*The problem*. Copy out the entries below in full and exactly.

*Materials provided*.
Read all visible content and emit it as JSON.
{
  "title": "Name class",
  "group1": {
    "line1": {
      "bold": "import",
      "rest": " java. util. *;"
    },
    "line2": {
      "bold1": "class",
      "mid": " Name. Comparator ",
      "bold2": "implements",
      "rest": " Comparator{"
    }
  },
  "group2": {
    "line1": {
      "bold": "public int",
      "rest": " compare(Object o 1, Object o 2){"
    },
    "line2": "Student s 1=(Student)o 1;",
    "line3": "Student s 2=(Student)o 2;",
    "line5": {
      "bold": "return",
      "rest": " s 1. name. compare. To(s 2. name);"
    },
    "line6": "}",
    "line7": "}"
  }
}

*Task answer*.
Read all visible content and emit it as JSON.
{
  "title": "Name class",
  "group1": {
    "line1": {
      "bold": "import",
      "rest": " java. util. *;"
    },
    "line2": {
      "bold1": "class",
      "mid": " Name. Comparator ",
      "bold2": "implements",
      "rest": " Comparator{"
    }
  },
  "group2": {
    "line1": {
      "bold": "public int",
      "rest": " compare(Object o 1, Object o 2){"
    },
    "line2": "Student s 1=(Student)o 1;",
    "line3": "Student s 2=(Student)o 2;",
    "line5": {
      "bold": "return",
      "rest": " s 1. name. compare. To(s 2. name);"
    },
    "line6": "}",
    "line7": "}"
  }
}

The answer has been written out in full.